__Exercise__
Search the material for the word "counter" and copy each line that holds it.

------------------------------------------------

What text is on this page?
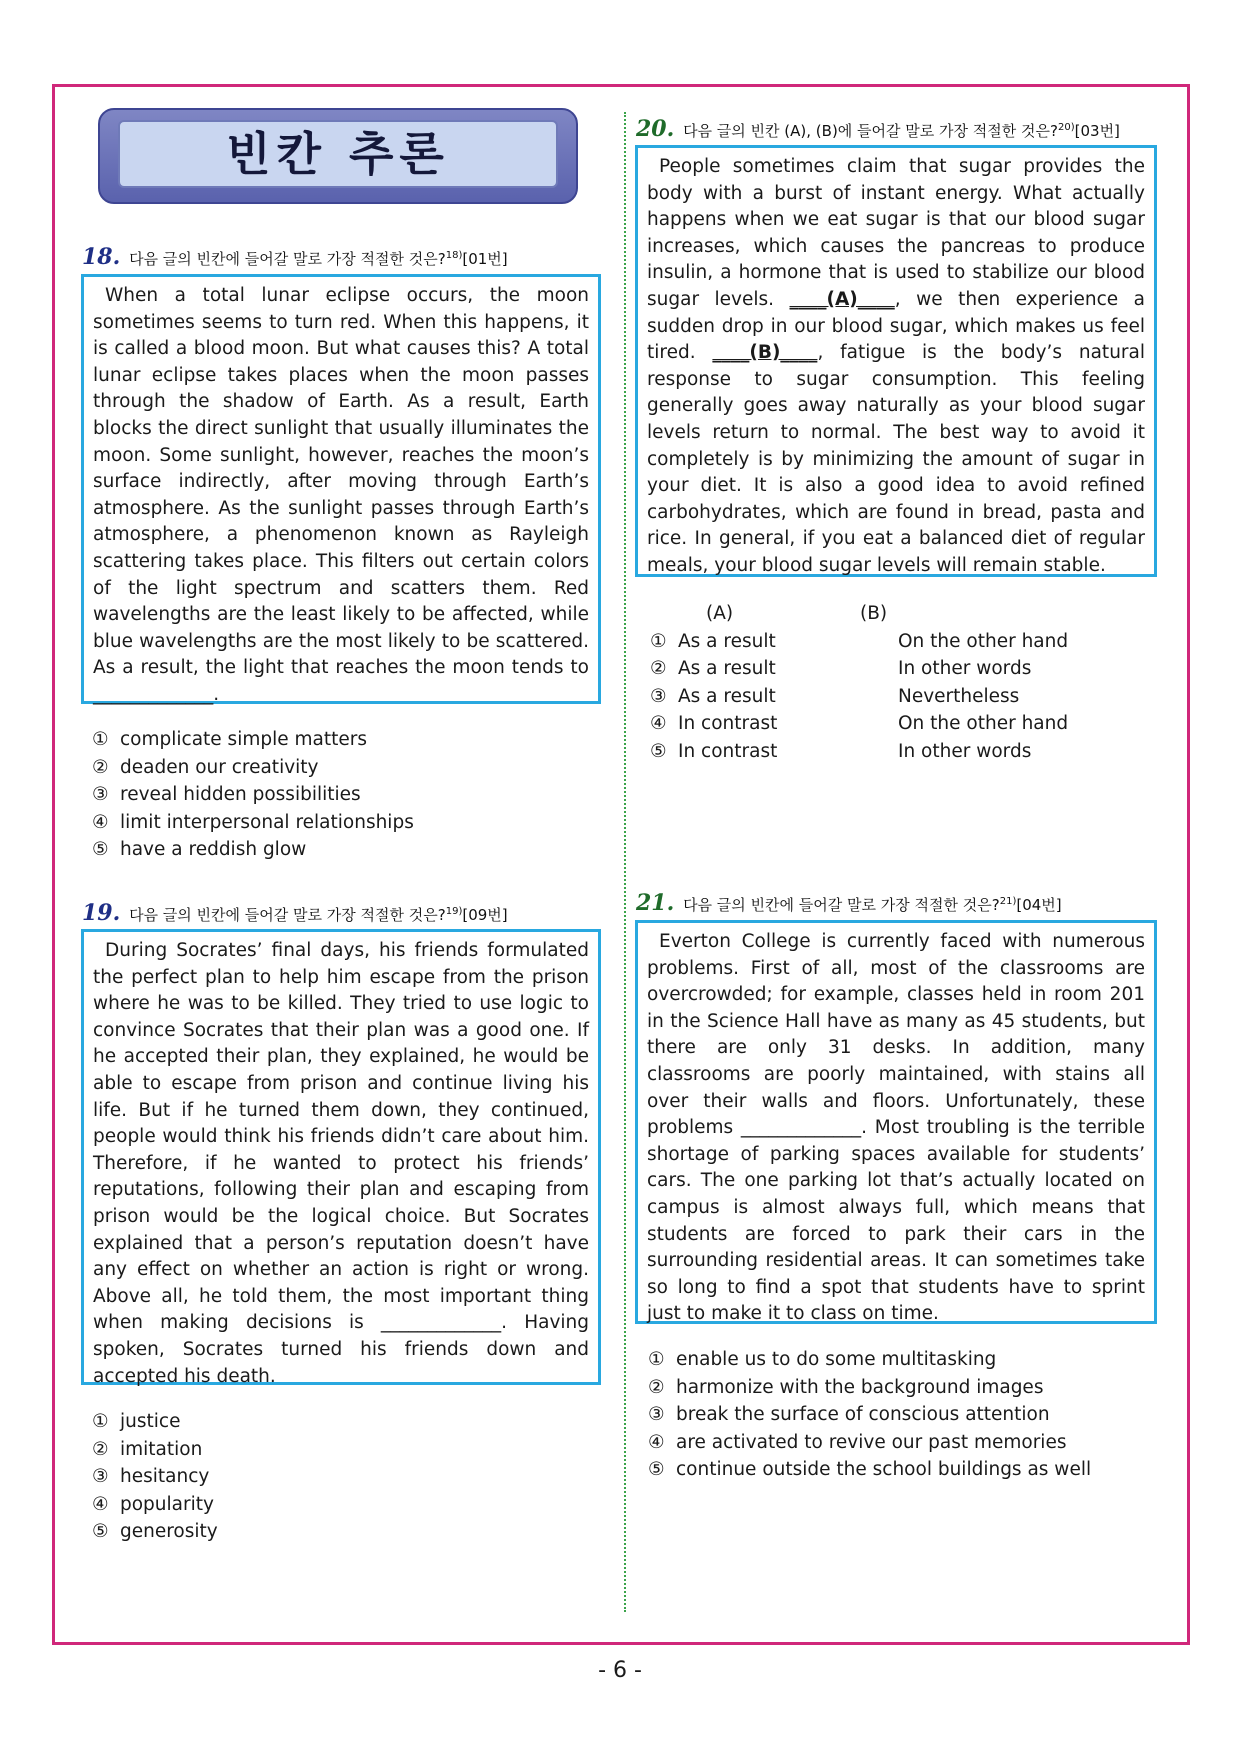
빈칸 추론
18. 다음 글의 빈칸에 들어갈 말로 가장 적절한 것은?$^{18)}$[01번]

When a total lunar eclipse occurs, the moon sometimes seems to turn red. When this happens, it is called a blood moon. But what causes this? A total lunar eclipse takes places when the moon passes through the shadow of Earth. As a result, Earth blocks the direct sunlight that usually illuminates the moon. Some sunlight, however, reaches the moon’s surface indirectly, after moving through Earth’s atmosphere. As the sunlight passes through Earth’s atmosphere, a phenomenon known as Rayleigh scattering takes place. This filters out certain colors of the light spectrum and scatters them. Red wavelengths are the least likely to be affected, while blue wavelengths are the most likely to be scattered. As a result, the light that reaches the moon tends to _____________.

① complicate simple matters
② deaden our creativity
③ reveal hidden possibilities
④ limit interpersonal relationships
⑤ have a reddish glow
19. 다음 글의 빈칸에 들어갈 말로 가장 적절한 것은?$^{19)}$[09번]

During Socrates’ final days, his friends formulated the perfect plan to help him escape from the prison where he was to be killed. They tried to use logic to convince Socrates that their plan was a good one. If he accepted their plan, they explained, he would be able to escape from prison and continue living his life. But if he turned them down, they continued, people would think his friends didn’t care about him. Therefore, if he wanted to protect his friends’ reputations, following their plan and escaping from prison would be the logical choice. But Socrates explained that a person’s reputation doesn’t have any effect on whether an action is right or wrong. Above all, he told them, the most important thing when making decisions is _____________. Having spoken, Socrates turned his friends down and accepted his death.

① justice
② imitation
③ hesitancy
④ popularity
⑤ generosity
20. 다음 글의 빈칸 (A), (B)에 들어갈 말로 가장 적절한 것은?$^{20)}$[03번]

People sometimes claim that sugar provides the body with a burst of instant energy. What actually happens when we eat sugar is that our blood sugar increases, which causes the pancreas to produce insulin, a hormone that is used to stabilize our blood sugar levels. ____(A)____, we then experience a sudden drop in our blood sugar, which makes us feel tired. ____(B)____, fatigue is the body’s natural response to sugar consumption. This feeling generally goes away naturally as your blood sugar levels return to normal. The best way to avoid it completely is by minimizing the amount of sugar in your diet. It is also a good idea to avoid refined carbohydrates, which are found in bread, pasta and rice. In general, if you eat a balanced diet of regular meals, your blood sugar levels will remain stable.

(A)	(B)
① As a result	On the other hand
② As a result	In other words
③ As a result	Nevertheless
④ In contrast	On the other hand
⑤ In contrast	In other words
21. 다음 글의 빈칸에 들어갈 말로 가장 적절한 것은?$^{21)}$[04번]

Everton College is currently faced with numerous problems. First of all, most of the classrooms are overcrowded; for example, classes held in room 201 in the Science Hall have as many as 45 students, but there are only 31 desks. In addition, many classrooms are poorly maintained, with stains all over their walls and floors. Unfortunately, these problems _____________. Most troubling is the terrible shortage of parking spaces available for students’ cars. The one parking lot that’s actually located on campus is almost always full, which means that students are forced to park their cars in the surrounding residential areas. It can sometimes take so long to find a spot that students have to sprint just to make it to class on time.

① enable us to do some multitasking
② harmonize with the background images
③ break the surface of conscious attention
④ are activated to revive our past memories
⑤ continue outside the school buildings as well
- 6 -
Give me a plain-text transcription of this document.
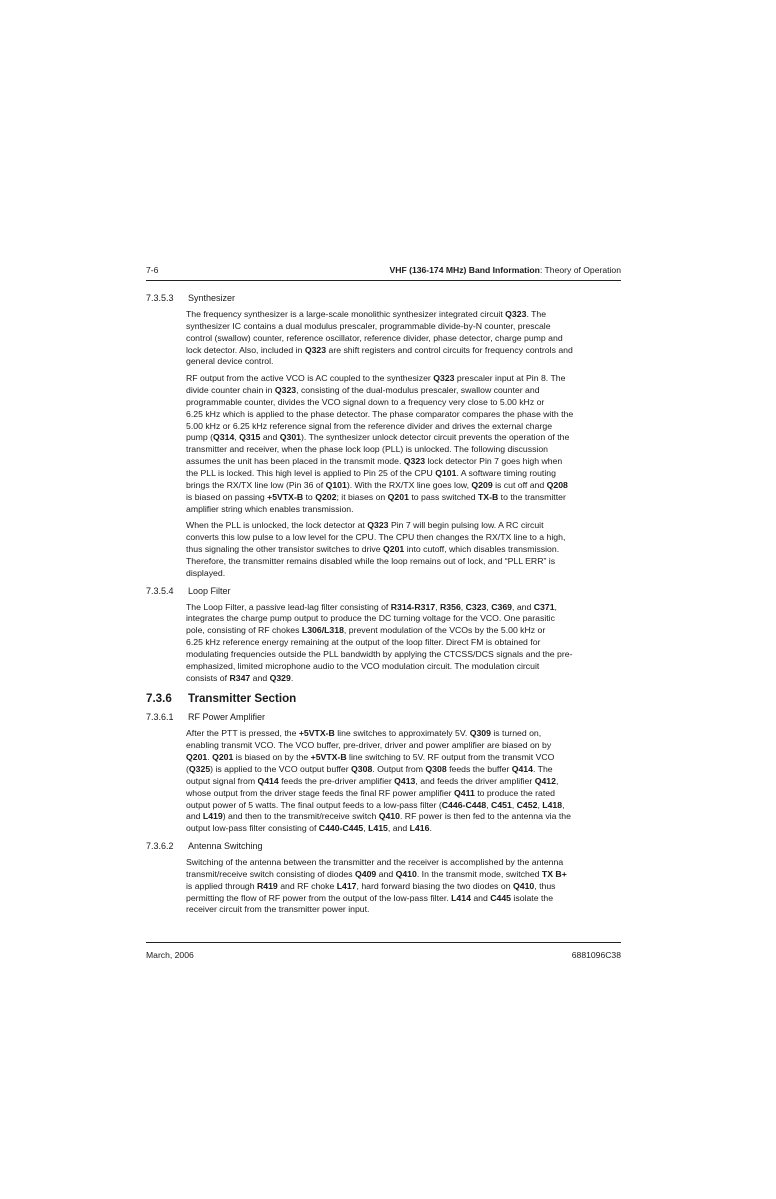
7-6	VHF (136-174 MHz) Band Information: Theory of Operation
7.3.5.3 Synthesizer
The frequency synthesizer is a large-scale monolithic synthesizer integrated circuit Q323. The
synthesizer IC contains a dual modulus prescaler, programmable divide-by-N counter, prescale
control (swallow) counter, reference oscillator, reference divider, phase detector, charge pump and
lock detector. Also, included in Q323 are shift registers and control circuits for frequency controls and
general device control.
RF output from the active VCO is AC coupled to the synthesizer Q323 prescaler input at Pin 8. The
divide counter chain in Q323, consisting of the dual-modulus prescaler, swallow counter and
programmable counter, divides the VCO signal down to a frequency very close to 5.00 kHz or
6.25 kHz which is applied to the phase detector. The phase comparator compares the phase with the
5.00 kHz or 6.25 kHz reference signal from the reference divider and drives the external charge
pump (Q314, Q315 and Q301). The synthesizer unlock detector circuit prevents the operation of the
transmitter and receiver, when the phase lock loop (PLL) is unlocked. The following discussion
assumes the unit has been placed in the transmit mode. Q323 lock detector Pin 7 goes high when
the PLL is locked. This high level is applied to Pin 25 of the CPU Q101. A software timing routing
brings the RX/TX line low (Pin 36 of Q101). With the RX/TX line goes low, Q209 is cut off and Q208
is biased on passing +5VTX-B to Q202; it biases on Q201 to pass switched TX-B to the transmitter
amplifier string which enables transmission.
When the PLL is unlocked, the lock detector at Q323 Pin 7 will begin pulsing low. A RC circuit
converts this low pulse to a low level for the CPU. The CPU then changes the RX/TX line to a high,
thus signaling the other transistor switches to drive Q201 into cutoff, which disables transmission.
Therefore, the transmitter remains disabled while the loop remains out of lock, and “PLL ERR” is
displayed.
7.3.5.4 Loop Filter
The Loop Filter, a passive lead-lag filter consisting of R314-R317, R356, C323, C369, and C371,
integrates the charge pump output to produce the DC turning voltage for the VCO. One parasitic
pole, consisting of RF chokes L306/L318, prevent modulation of the VCOs by the 5.00 kHz or
6.25 kHz reference energy remaining at the output of the loop filter. Direct FM is obtained for
modulating frequencies outside the PLL bandwidth by applying the CTCSS/DCS signals and the pre-
emphasized, limited microphone audio to the VCO modulation circuit. The modulation circuit
consists of R347 and Q329.
7.3.6 Transmitter Section
7.3.6.1 RF Power Amplifier
After the PTT is pressed, the +5VTX-B line switches to approximately 5V. Q309 is turned on,
enabling transmit VCO. The VCO buffer, pre-driver, driver and power amplifier are biased on by
Q201. Q201 is biased on by the +5VTX-B line switching to 5V. RF output from the transmit VCO
(Q325) is applied to the VCO output buffer Q308. Output from Q308 feeds the buffer Q414. The
output signal from Q414 feeds the pre-driver amplifier Q413, and feeds the driver amplifier Q412,
whose output from the driver stage feeds the final RF power amplifier Q411 to produce the rated
output power of 5 watts. The final output feeds to a low-pass filter (C446-C448, C451, C452, L418,
and L419) and then to the transmit/receive switch Q410. RF power is then fed to the antenna via the
output low-pass filter consisting of C440-C445, L415, and L416.
7.3.6.2 Antenna Switching
Switching of the antenna between the transmitter and the receiver is accomplished by the antenna
transmit/receive switch consisting of diodes Q409 and Q410. In the transmit mode, switched TX B+
is applied through R419 and RF choke L417, hard forward biasing the two diodes on Q410, thus
permitting the flow of RF power from the output of the low-pass filter. L414 and C445 isolate the
receiver circuit from the transmitter power input.
March, 2006	6881096C38
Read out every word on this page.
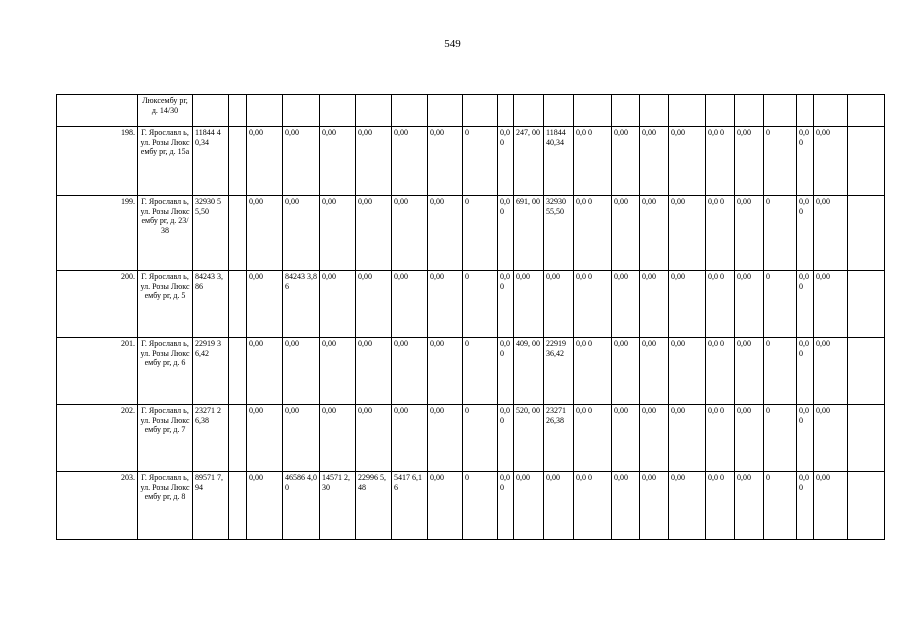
549
	Люксембу рг, д. 14/30																						
198.	Г. Ярославл ь, ул. Розы Люксембу рг, д. 15а	11844 40,34		0,00	0,00	0,00	0,00	0,00	0,00	0	0,00	247, 00	11844 40,34	0,0 0	0,00	0,00	0,00	0,0 0	0,00	0	0,00	0,00	
199.	Г. Ярославл ь, ул. Розы Люксембу рг, д. 23/38	32930 55,50		0,00	0,00	0,00	0,00	0,00	0,00	0	0,00	691, 00	32930 55,50	0,0 0	0,00	0,00	0,00	0,0 0	0,00	0	0,00	0,00	
200.	Г. Ярославл ь, ул. Розы Люксембу рг, д. 5	84243 3,86		0,00	84243 3,86	0,00	0,00	0,00	0,00	0	0,00	0,00	0,00	0,0 0	0,00	0,00	0,00	0,0 0	0,00	0	0,00	0,00	
201.	Г. Ярославл ь, ул. Розы Люксембу рг, д. 6	22919 36,42		0,00	0,00	0,00	0,00	0,00	0,00	0	0,00	409, 00	22919 36,42	0,0 0	0,00	0,00	0,00	0,0 0	0,00	0	0,00	0,00	
202.	Г. Ярославл ь, ул. Розы Люксембу рг, д. 7	23271 26,38		0,00	0,00	0,00	0,00	0,00	0,00	0	0,00	520, 00	23271 26,38	0,0 0	0,00	0,00	0,00	0,0 0	0,00	0	0,00	0,00	
203.	Г. Ярославл ь, ул. Розы Люксембу рг, д. 8	89571 7,94		0,00	46586 4,00	14571 2,30	22996 5,48	5417 6,16	0,00	0	0,00	0,00	0,00	0,0 0	0,00	0,00	0,00	0,0 0	0,00	0	0,00	0,00	
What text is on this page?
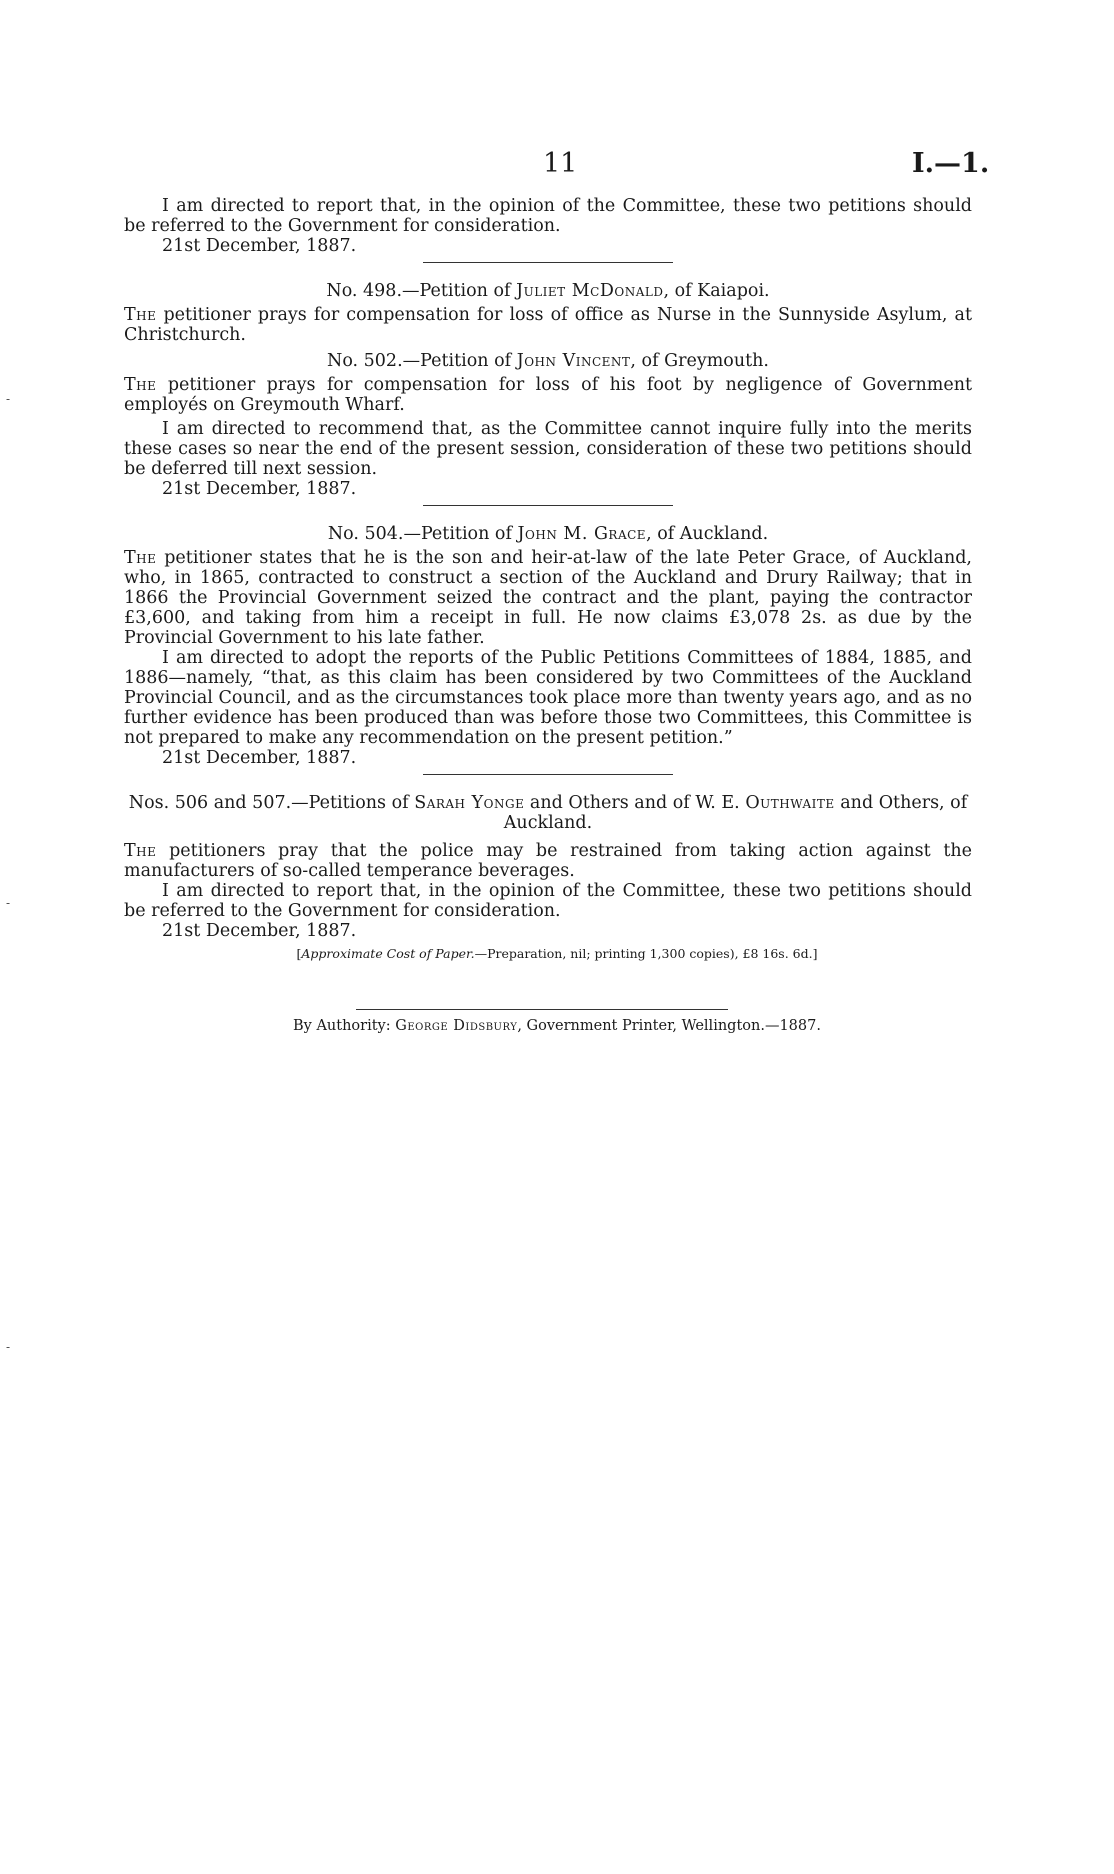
11	I.—1.

I am directed to report that, in the opinion of the Committee, these two petitions should be referred to the Government for consideration.

21st December, 1887.

No. 498.—Petition of Juliet McDonald, of Kaiapoi.

The petitioner prays for compensation for loss of office as Nurse in the Sunnyside Asylum, at Christchurch.

No. 502.—Petition of John Vincent, of Greymouth.

The petitioner prays for compensation for loss of his foot by negligence of Government employés on Greymouth Wharf.

I am directed to recommend that, as the Committee cannot inquire fully into the merits these cases so near the end of the present session, consideration of these two petitions should be deferred till next session.

21st December, 1887.

No. 504.—Petition of John M. Grace, of Auckland.

The petitioner states that he is the son and heir-at-law of the late Peter Grace, of Auckland, who, in 1865, contracted to construct a section of the Auckland and Drury Railway; that in 1866 the Provincial Government seized the contract and the plant, paying the contractor £3,600, and taking from him a receipt in full. He now claims £3,078 2s. as due by the Provincial Government to his late father.

I am directed to adopt the reports of the Public Petitions Committees of 1884, 1885, and 1886—namely, “that, as this claim has been considered by two Committees of the Auckland Provincial Council, and as the circumstances took place more than twenty years ago, and as no further evidence has been produced than was before those two Committees, this Committee is not prepared to make any recommendation on the present petition.”

21st December, 1887.

Nos. 506 and 507.—Petitions of Sarah Yonge and Others and of W. E. Outhwaite and Others, of Auckland.

The petitioners pray that the police may be restrained from taking action against the manufacturers of so-called temperance beverages.

I am directed to report that, in the opinion of the Committee, these two petitions should be referred to the Government for consideration.

21st December, 1887.

[Approximate Cost of Paper.—Preparation, nil; printing 1,300 copies), £8 16s. 6d.]
By Authority: George Didsbury, Government Printer, Wellington.—1887.
-
-
-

------------------------------------------------

__Full response__
synthesizer IC contains a dual modulus prescaler, programmable divide-by-N counter, prescale
control (swallow) counter, reference oscillator, reference divider, phase detector, charge pump and
divide counter chain in Q323, consisting of the dual-modulus prescaler, swallow counter and
programmable counter, divides the VCO signal down to a frequency very close to 5.00 kHz or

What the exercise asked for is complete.